WHAT YOU NEED TO DO
Give a verbatim copy of the lines below, minus the pictures.

Stored records
= = =

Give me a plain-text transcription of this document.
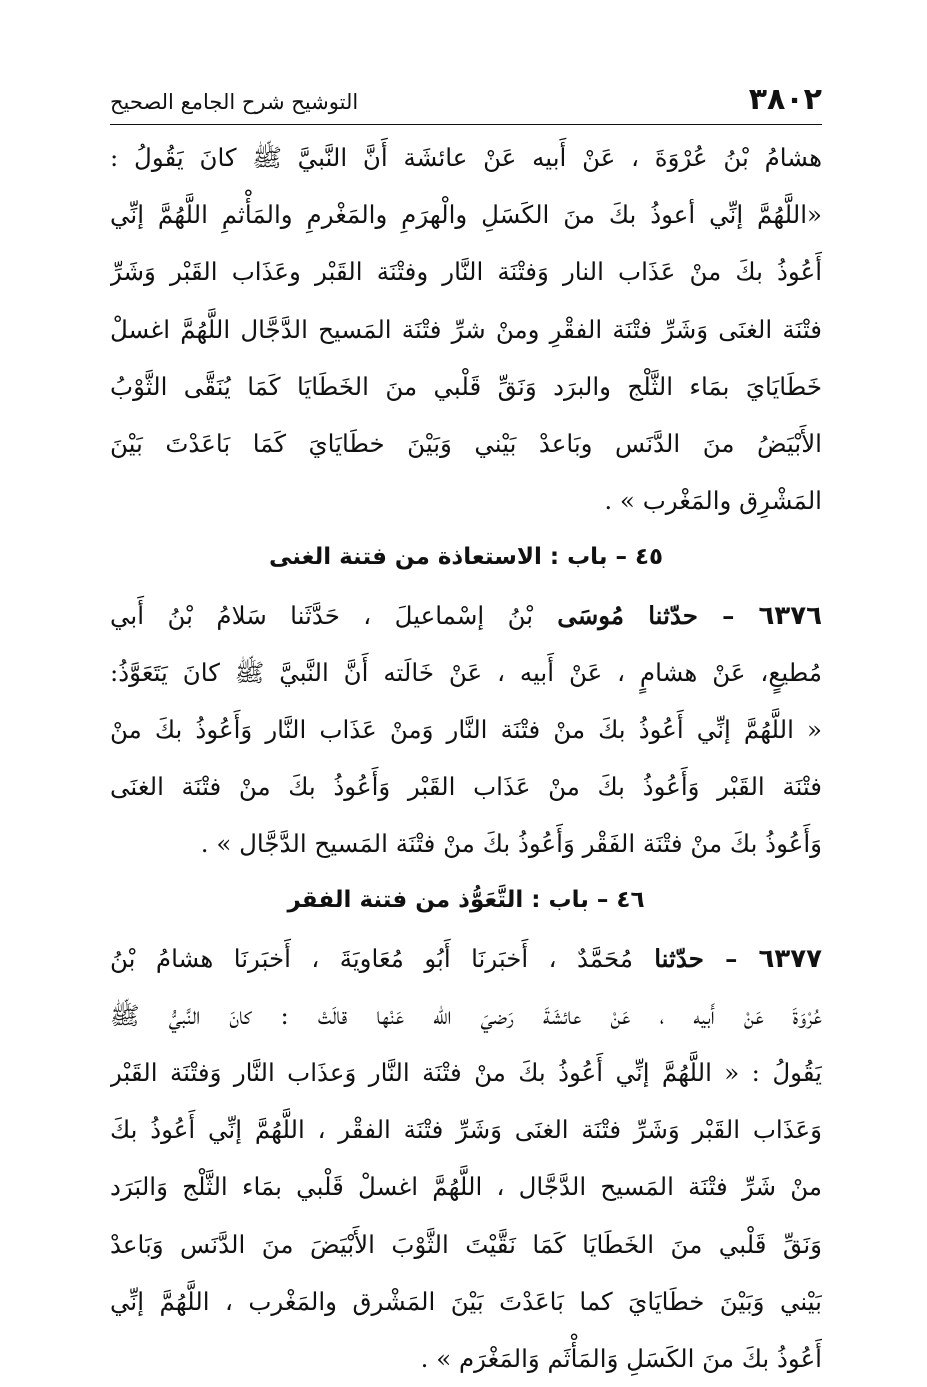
٣٨٠٢
التوشيح شرح الجامع الصحيح
هشامُ بْنُ عُرْوَةَ ، عَنْ أَبيه عَنْ عائشَة أَنَّ النَّبيَّ ﷺ كانَ يَقُولُ :
«اللَّهُمَّ إنِّي أعوذُ بكَ منَ الكَسَلِ والْهرَمِ والمَغْرمِ والمَأْثمِ اللَّهُمَّ إنِّي
أَعُوذُ بكَ منْ عَذَاب النار وَفتْنَة النَّار وفتْنَة القَبْر وعَذَاب القَبْر وَشَرِّ
فتْنَة الغنَى وَشَرِّ فتْنَة الفقْرِ ومنْ شرِّ فتْنَة المَسيح الدَّجَّال اللَّهُمَّ اغسلْ
خَطَايَايَ بمَاء الثَّلْج والبرَد وَنَقِّ قَلْبي منَ الخَطَايَا كَمَا يُنَقَّى الثَّوْبُ
الأَبْيَضُ منَ الدَّنَس وبَاعدْ بَيْني وَبَيْنَ خطَايَايَ كَمَا بَاعَدْتَ بَيْنَ
المَشْرِق والمَغْرب » .
٤٥ – باب : الاستعاذة من فتنة الغنى
٦٣٧٦ – حدّثنا مُوسَى بْنُ إسْماعيلَ ، حَدَّثَنا سَلامُ بْنُ أَبي
مُطيعٍ، عَنْ هشامٍ ، عَنْ أَبيه ، عَنْ خَالَته أَنَّ النَّبيَّ ﷺ كانَ يَتَعَوَّذُ:
« اللَّهُمَّ إنِّي أَعُوذُ بكَ منْ فتْنَة النَّار وَمنْ عَذَاب النَّار وَأَعُوذُ بكَ منْ
فتْنَة القَبْر وَأَعُوذُ بكَ منْ عَذَاب القَبْر وَأَعُوذُ بكَ منْ فتْنَة الغنَى
وَأَعُوذُ بكَ منْ فتْنَة الفَقْر وَأَعُوذُ بكَ منْ فتْنَة المَسيح الدَّجَّال » .
٤٦ – باب : التَّعَوُّذ من فتنة الفقر
٦٣٧٧ – حدّثنا مُحَمَّدٌ ، أَخبَرنَا أَبُو مُعَاويَةَ ، أَخبَرنَا هشامُ بْنُ
عُرْوَةَ عَنْ أَبيه ، عَنْ عائشَةَ رَضيَ الله عَنْها قالَتْ : كانَ النَّبيُّ ﷺ
يَقُولُ : « اللَّهُمَّ إنِّي أَعُوذُ بكَ منْ فتْنَة النَّار وَعذَاب النَّار وَفتْنَة القَبْر
وَعَذَاب القَبْر وَشَرِّ فتْنَة الغنَى وَشَرِّ فتْنَة الفقْر ، اللَّهُمَّ إنِّي أَعُوذُ بكَ
منْ شَرِّ فتْنَة المَسيح الدَّجَّال ، اللَّهُمَّ اغسلْ قَلْبي بمَاء الثَّلْج وَالبَرَد
وَنَقِّ قَلْبي منَ الخَطَايَا كَمَا نَقَّيْتَ الثَّوْبَ الأَبْيَضَ منَ الدَّنَس وَبَاعدْ
بَيْني وَبَيْنَ خطَايَايَ كما بَاعَدْتَ بَيْنَ المَشْرق والمَغْرب ، اللَّهُمَّ إنِّي
أَعُوذُ بكَ منَ الكَسَلِ وَالمَأْثَم وَالمَغْرَم » .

= = =

OUTPUT FOR THIS EXERCISE
Give me a plain-text transcription of this document.
٣٨٠٢
التوشيح شرح الجامع الصحيح
هشامُ بْنُ عُرْوَةَ ، عَنْ أَبيه عَنْ عائشَة أَنَّ النَّبيَّ ﷺ كانَ يَقُولُ :
«اللَّهُمَّ إنِّي أعوذُ بكَ منَ الكَسَلِ والْهرَمِ والمَغْرمِ والمَأْثمِ اللَّهُمَّ إنِّي
أَعُوذُ بكَ منْ عَذَاب النار وَفتْنَة النَّار وفتْنَة القَبْر وعَذَاب القَبْر وَشَرِّ
فتْنَة الغنَى وَشَرِّ فتْنَة الفقْرِ ومنْ شرِّ فتْنَة المَسيح الدَّجَّال اللَّهُمَّ اغسلْ
خَطَايَايَ بمَاء الثَّلْج والبرَد وَنَقِّ قَلْبي منَ الخَطَايَا كَمَا يُنَقَّى الثَّوْبُ
الأَبْيَضُ منَ الدَّنَس وبَاعدْ بَيْني وَبَيْنَ خطَايَايَ كَمَا بَاعَدْتَ بَيْنَ
المَشْرِق والمَغْرب » .
٤٥ – باب : الاستعاذة من فتنة الغنى
٦٣٧٦ – حدّثنا مُوسَى بْنُ إسْماعيلَ ، حَدَّثَنا سَلامُ بْنُ أَبي
مُطيعٍ، عَنْ هشامٍ ، عَنْ أَبيه ، عَنْ خَالَته أَنَّ النَّبيَّ ﷺ كانَ يَتَعَوَّذُ:
« اللَّهُمَّ إنِّي أَعُوذُ بكَ منْ فتْنَة النَّار وَمنْ عَذَاب النَّار وَأَعُوذُ بكَ منْ
فتْنَة القَبْر وَأَعُوذُ بكَ منْ عَذَاب القَبْر وَأَعُوذُ بكَ منْ فتْنَة الغنَى
وَأَعُوذُ بكَ منْ فتْنَة الفَقْر وَأَعُوذُ بكَ منْ فتْنَة المَسيح الدَّجَّال » .
٤٦ – باب : التَّعَوُّذ من فتنة الفقر
٦٣٧٧ – حدّثنا مُحَمَّدٌ ، أَخبَرنَا أَبُو مُعَاويَةَ ، أَخبَرنَا هشامُ بْنُ
عُرْوَةَ عَنْ أَبيه ، عَنْ عائشَةَ رَضيَ الله عَنْها قالَتْ : كانَ النَّبيُّ ﷺ
يَقُولُ : « اللَّهُمَّ إنِّي أَعُوذُ بكَ منْ فتْنَة النَّار وَعذَاب النَّار وَفتْنَة القَبْر
وَعَذَاب القَبْر وَشَرِّ فتْنَة الغنَى وَشَرِّ فتْنَة الفقْر ، اللَّهُمَّ إنِّي أَعُوذُ بكَ
منْ شَرِّ فتْنَة المَسيح الدَّجَّال ، اللَّهُمَّ اغسلْ قَلْبي بمَاء الثَّلْج وَالبَرَد
وَنَقِّ قَلْبي منَ الخَطَايَا كَمَا نَقَّيْتَ الثَّوْبَ الأَبْيَضَ منَ الدَّنَس وَبَاعدْ
بَيْني وَبَيْنَ خطَايَايَ كما بَاعَدْتَ بَيْنَ المَشْرق والمَغْرب ، اللَّهُمَّ إنِّي
أَعُوذُ بكَ منَ الكَسَلِ وَالمَأْثَم وَالمَغْرَم » .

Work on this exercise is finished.